• **MATERIAL TO PROCESS**
========================
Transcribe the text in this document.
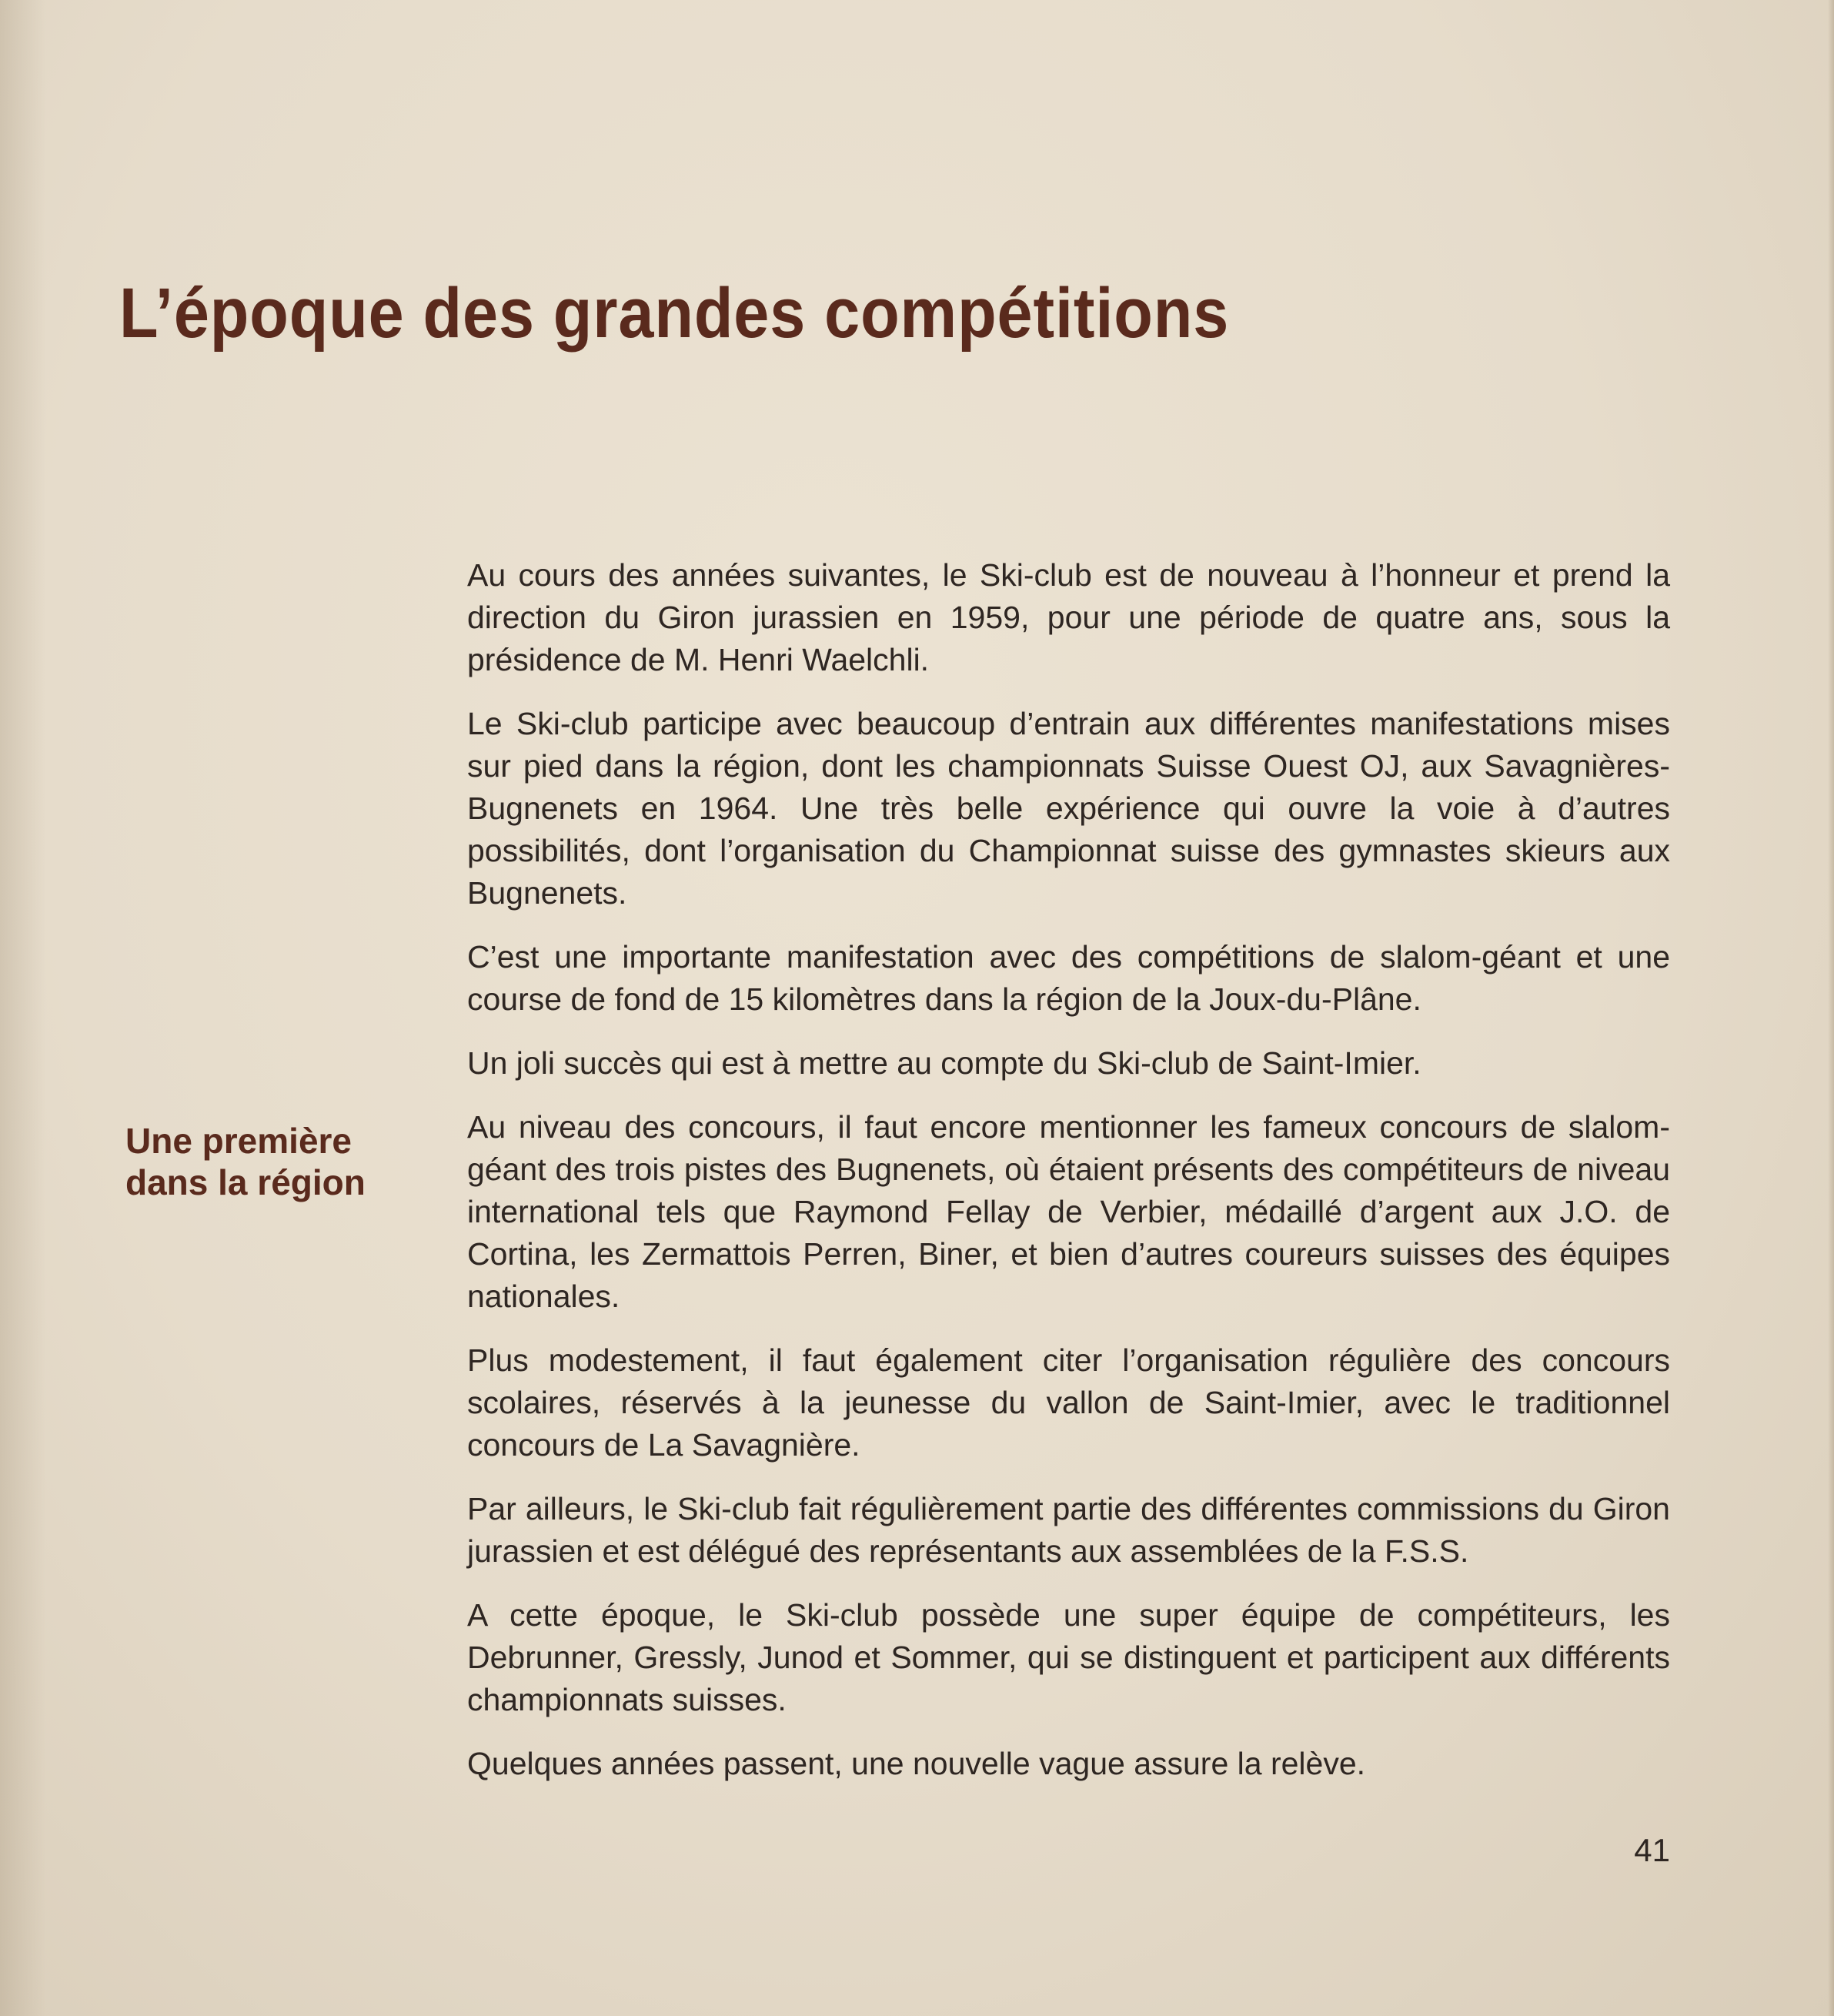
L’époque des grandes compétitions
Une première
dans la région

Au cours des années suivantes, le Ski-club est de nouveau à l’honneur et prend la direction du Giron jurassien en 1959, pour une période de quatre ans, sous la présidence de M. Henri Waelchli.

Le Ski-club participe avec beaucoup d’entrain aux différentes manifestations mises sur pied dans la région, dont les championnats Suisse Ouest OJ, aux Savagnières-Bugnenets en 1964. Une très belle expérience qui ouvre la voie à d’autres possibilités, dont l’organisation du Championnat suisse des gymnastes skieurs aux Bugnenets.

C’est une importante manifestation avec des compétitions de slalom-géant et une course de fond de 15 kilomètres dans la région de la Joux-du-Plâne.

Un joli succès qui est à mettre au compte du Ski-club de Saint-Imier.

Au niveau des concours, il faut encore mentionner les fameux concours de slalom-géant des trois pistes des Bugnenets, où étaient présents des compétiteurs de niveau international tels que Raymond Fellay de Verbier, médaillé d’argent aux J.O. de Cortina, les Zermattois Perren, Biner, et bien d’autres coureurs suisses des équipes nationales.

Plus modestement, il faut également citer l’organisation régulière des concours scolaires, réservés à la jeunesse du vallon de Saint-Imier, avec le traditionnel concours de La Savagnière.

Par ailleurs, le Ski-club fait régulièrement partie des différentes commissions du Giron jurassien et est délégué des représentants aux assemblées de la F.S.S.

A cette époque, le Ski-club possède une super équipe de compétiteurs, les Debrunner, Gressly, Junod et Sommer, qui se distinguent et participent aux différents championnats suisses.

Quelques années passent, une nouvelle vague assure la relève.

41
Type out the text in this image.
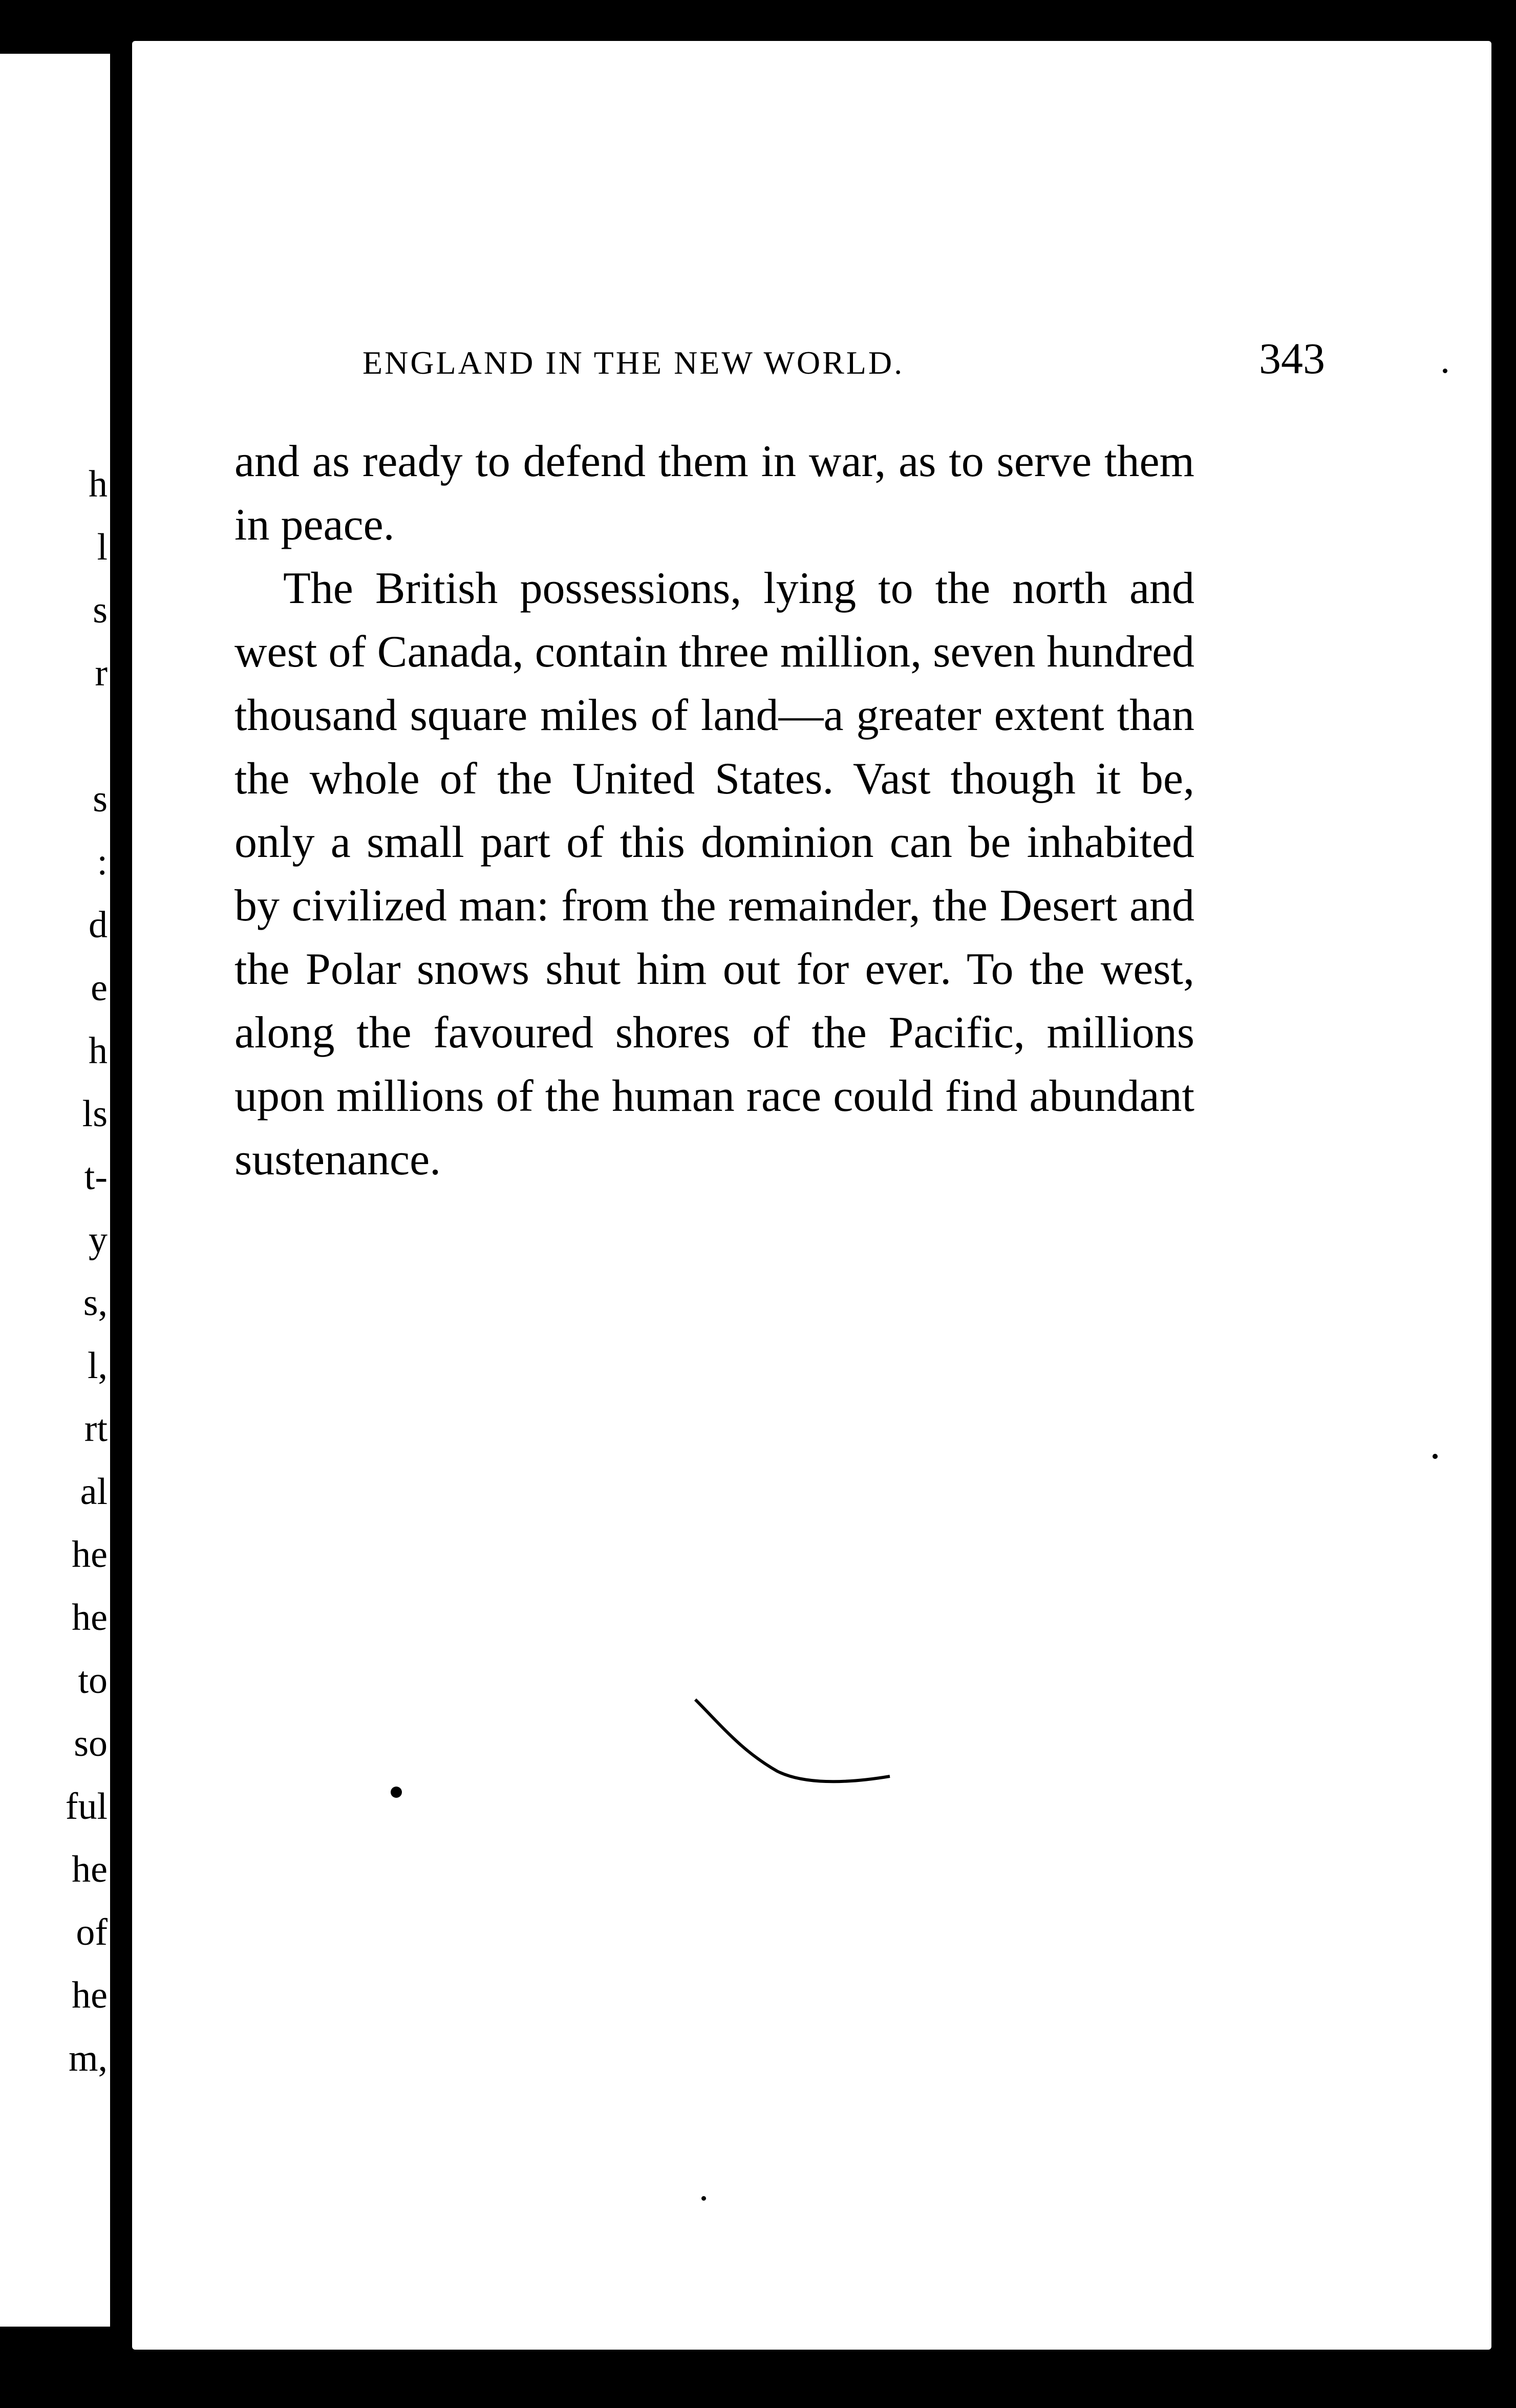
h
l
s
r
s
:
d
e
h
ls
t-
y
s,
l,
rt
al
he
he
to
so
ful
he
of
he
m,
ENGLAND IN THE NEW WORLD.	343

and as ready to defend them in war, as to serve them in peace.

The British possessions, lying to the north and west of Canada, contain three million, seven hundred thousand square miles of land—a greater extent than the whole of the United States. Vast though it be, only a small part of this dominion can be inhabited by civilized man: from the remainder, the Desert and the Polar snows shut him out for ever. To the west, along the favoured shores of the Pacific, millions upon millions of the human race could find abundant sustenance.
========================
• **TASK DESCRIPTION**
All lines that include "compétitions" are to be gathered and copied.

• **ANSWER**
L’époque des grandes compétitions
C’est une importante manifestation avec des compétitions de slalom-géant et une course de fond de 15 kilomètres dans la région de la Joux-du-Plâne.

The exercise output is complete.